# Directions for this task
Copy each line below in which the string "Harris" appears.

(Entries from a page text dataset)
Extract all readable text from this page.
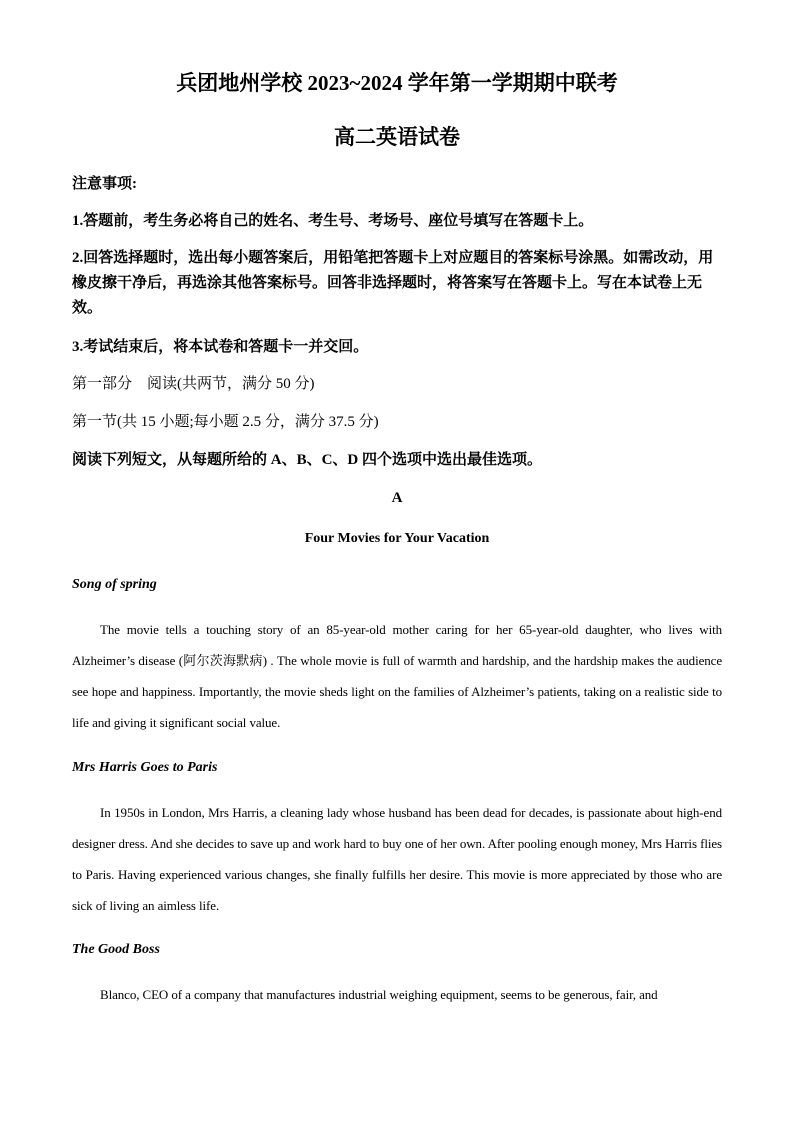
兵团地州学校 2023~2024 学年第一学期期中联考
高二英语试卷
注意事项:
1.答题前，考生务必将自己的姓名、考生号、考场号、座位号填写在答题卡上。
2.回答选择题时，选出每小题答案后，用铅笔把答题卡上对应题目的答案标号涂黑。如需改动，用橡皮擦干净后，再选涂其他答案标号。回答非选择题时，将答案写在答题卡上。写在本试卷上无效。
3.考试结束后，将本试卷和答题卡一并交回。
第一部分　阅读(共两节，满分 50 分)
第一节(共 15 小题;每小题 2.5 分，满分 37.5 分)
阅读下列短文，从每题所给的 A、B、C、D 四个选项中选出最佳选项。
A
Four Movies for Your Vacation
Song of spring
The movie tells a touching story of an 85-year-old mother caring for her 65-year-old daughter, who lives with Alzheimer’s disease (阿尔茨海默病) . The whole movie is full of warmth and hardship, and the hardship makes the audience see hope and happiness. Importantly, the movie sheds light on the families of Alzheimer’s patients, taking on a realistic side to life and giving it significant social value.
Mrs Harris Goes to Paris
In 1950s in London, Mrs Harris, a cleaning lady whose husband has been dead for decades, is passionate about high-end designer dress. And she decides to save up and work hard to buy one of her own. After pooling enough money, Mrs Harris flies to Paris. Having experienced various changes, she finally fulfills her desire. This movie is more appreciated by those who are sick of living an aimless life.
The Good Boss
Blanco, CEO of a company that manufactures industrial weighing equipment, seems to be generous, fair, and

# Response to this exercise
Mrs Harris Goes to Paris
In 1950s in London, Mrs Harris, a cleaning lady whose husband has been dead for decades, is passionate about high-end designer dress. And she decides to save up and work hard to buy one of her own. After pooling enough money, Mrs Harris flies to Paris. Having experienced various changes, she finally fulfills her desire. This movie is more appreciated by those who are sick of living an aimless life.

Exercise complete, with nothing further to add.